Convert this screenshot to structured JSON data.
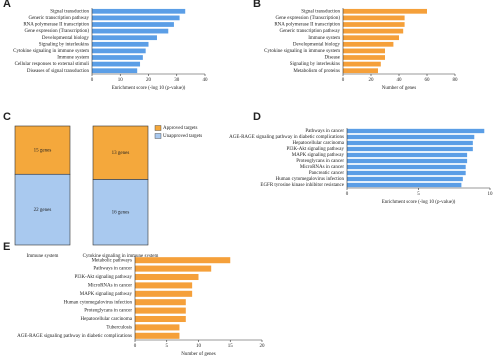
{
  "chart_data": [
    {
      "panel": "A",
      "type": "hbar",
      "xlabel": "Enrichment score (-log 10 (p-value))",
      "color": "#5b9ee6",
      "categories": [
        "Signal transduction",
        "Generic transcription pathway",
        "RNA polymerase II transcription",
        "Gene expression (Transcription)",
        "Developmental biology",
        "Signaling by interleukins",
        "Cytokine signaling in immune system",
        "Immune system",
        "Cellular responses to external stimuli",
        "Diseases of signal transduction"
      ],
      "values": [
        33,
        31,
        29,
        27,
        23,
        20,
        19,
        18,
        17,
        16
      ],
      "xlim": [
        0,
        40
      ],
      "xticks": [
        0,
        10,
        20,
        30,
        40
      ]
    },
    {
      "panel": "B",
      "type": "hbar",
      "xlabel": "Number of genes",
      "color": "#f5a03a",
      "categories": [
        "Signal transduction",
        "Gene expression (Transcription)",
        "RNA polymerase II transcription",
        "Generic transcription pathway",
        "Immune system",
        "Developmental biology",
        "Cytokine signaling in immune system",
        "Disease",
        "Signaling by interleukins",
        "Metabolism of proteins"
      ],
      "values": [
        60,
        44,
        44,
        43,
        40,
        36,
        30,
        30,
        27,
        25
      ],
      "xlim": [
        0,
        80
      ],
      "xticks": [
        0,
        20,
        40,
        60,
        80
      ]
    },
    {
      "panel": "C",
      "type": "stacked_bar",
      "categories": [
        "Immune system",
        "Cytokine signaling in immune system"
      ],
      "series": [
        {
          "name": "Approved targets",
          "color": "#f4a83c",
          "values": [
            15,
            13
          ],
          "value_labels": [
            "15 genes",
            "13 genes"
          ]
        },
        {
          "name": "Unapproved targets",
          "color": "#a9c9ef",
          "values": [
            22,
            16
          ],
          "value_labels": [
            "22 genes",
            "16 genes"
          ]
        }
      ]
    },
    {
      "panel": "D",
      "type": "hbar",
      "xlabel": "Enrichment score (-log 10 (p-value))",
      "color": "#5b9ee6",
      "categories": [
        "Pathways in cancer",
        "AGE-RAGE signaling pathway in diabetic complications",
        "Hepatocellular carcinoma",
        "PI3K-Akt signaling pathway",
        "MAPK signaling pathway",
        "Proteoglycans in cancer",
        "MicroRNAs in cancer",
        "Pancreatic cancer",
        "Human cytomegalovirus infection",
        "EGFR tyrosine kinase inhibitor resistance"
      ],
      "values": [
        9.6,
        8.9,
        8.8,
        8.8,
        8.4,
        8.4,
        8.3,
        8.3,
        8.1,
        8.0
      ],
      "xlim": [
        0,
        10
      ],
      "xticks": [
        0,
        5,
        10
      ]
    },
    {
      "panel": "E",
      "type": "hbar",
      "xlabel": "Number of genes",
      "color": "#f5a03a",
      "categories": [
        "Metabolic pathways",
        "Pathways in cancer",
        "PI3K-Akt signaling pathway",
        "MicroRNAs in cancer",
        "MAPK signaling pathway",
        "Human cytomegalovirus infection",
        "Proteoglycans in cancer",
        "Hepatocellular carcinoma",
        "Tuberculosis",
        "AGE-RAGE signaling pathway in diabetic complications"
      ],
      "values": [
        15,
        12,
        10,
        9,
        9,
        8,
        8,
        8,
        7,
        7
      ],
      "xlim": [
        0,
        20
      ],
      "xticks": [
        0,
        5,
        10,
        15,
        20
      ]
    }
  ]
}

━━━━━━━━

- **EXERCISE PROMPT**
Please reproduce the data above word for word, skipping all images.

- **TASK SOLUTION**
Convert this screenshot to structured JSON data.
{
  "chart_data": [
    {
      "panel": "A",
      "type": "hbar",
      "xlabel": "Enrichment score (-log 10 (p-value))",
      "color": "#5b9ee6",
      "categories": [
        "Signal transduction",
        "Generic transcription pathway",
        "RNA polymerase II transcription",
        "Gene expression (Transcription)",
        "Developmental biology",
        "Signaling by interleukins",
        "Cytokine signaling in immune system",
        "Immune system",
        "Cellular responses to external stimuli",
        "Diseases of signal transduction"
      ],
      "values": [
        33,
        31,
        29,
        27,
        23,
        20,
        19,
        18,
        17,
        16
      ],
      "xlim": [
        0,
        40
      ],
      "xticks": [
        0,
        10,
        20,
        30,
        40
      ]
    },
    {
      "panel": "B",
      "type": "hbar",
      "xlabel": "Number of genes",
      "color": "#f5a03a",
      "categories": [
        "Signal transduction",
        "Gene expression (Transcription)",
        "RNA polymerase II transcription",
        "Generic transcription pathway",
        "Immune system",
        "Developmental biology",
        "Cytokine signaling in immune system",
        "Disease",
        "Signaling by interleukins",
        "Metabolism of proteins"
      ],
      "values": [
        60,
        44,
        44,
        43,
        40,
        36,
        30,
        30,
        27,
        25
      ],
      "xlim": [
        0,
        80
      ],
      "xticks": [
        0,
        20,
        40,
        60,
        80
      ]
    },
    {
      "panel": "C",
      "type": "stacked_bar",
      "categories": [
        "Immune system",
        "Cytokine signaling in immune system"
      ],
      "series": [
        {
          "name": "Approved targets",
          "color": "#f4a83c",
          "values": [
            15,
            13
          ],
          "value_labels": [
            "15 genes",
            "13 genes"
          ]
        },
        {
          "name": "Unapproved targets",
          "color": "#a9c9ef",
          "values": [
            22,
            16
          ],
          "value_labels": [
            "22 genes",
            "16 genes"
          ]
        }
      ]
    },
    {
      "panel": "D",
      "type": "hbar",
      "xlabel": "Enrichment score (-log 10 (p-value))",
      "color": "#5b9ee6",
      "categories": [
        "Pathways in cancer",
        "AGE-RAGE signaling pathway in diabetic complications",
        "Hepatocellular carcinoma",
        "PI3K-Akt signaling pathway",
        "MAPK signaling pathway",
        "Proteoglycans in cancer",
        "MicroRNAs in cancer",
        "Pancreatic cancer",
        "Human cytomegalovirus infection",
        "EGFR tyrosine kinase inhibitor resistance"
      ],
      "values": [
        9.6,
        8.9,
        8.8,
        8.8,
        8.4,
        8.4,
        8.3,
        8.3,
        8.1,
        8.0
      ],
      "xlim": [
        0,
        10
      ],
      "xticks": [
        0,
        5,
        10
      ]
    },
    {
      "panel": "E",
      "type": "hbar",
      "xlabel": "Number of genes",
      "color": "#f5a03a",
      "categories": [
        "Metabolic pathways",
        "Pathways in cancer",
        "PI3K-Akt signaling pathway",
        "MicroRNAs in cancer",
        "MAPK signaling pathway",
        "Human cytomegalovirus infection",
        "Proteoglycans in cancer",
        "Hepatocellular carcinoma",
        "Tuberculosis",
        "AGE-RAGE signaling pathway in diabetic complications"
      ],
      "values": [
        15,
        12,
        10,
        9,
        9,
        8,
        8,
        8,
        7,
        7
      ],
      "xlim": [
        0,
        20
      ],
      "xticks": [
        0,
        5,
        10,
        15,
        20
      ]
    }
  ]
}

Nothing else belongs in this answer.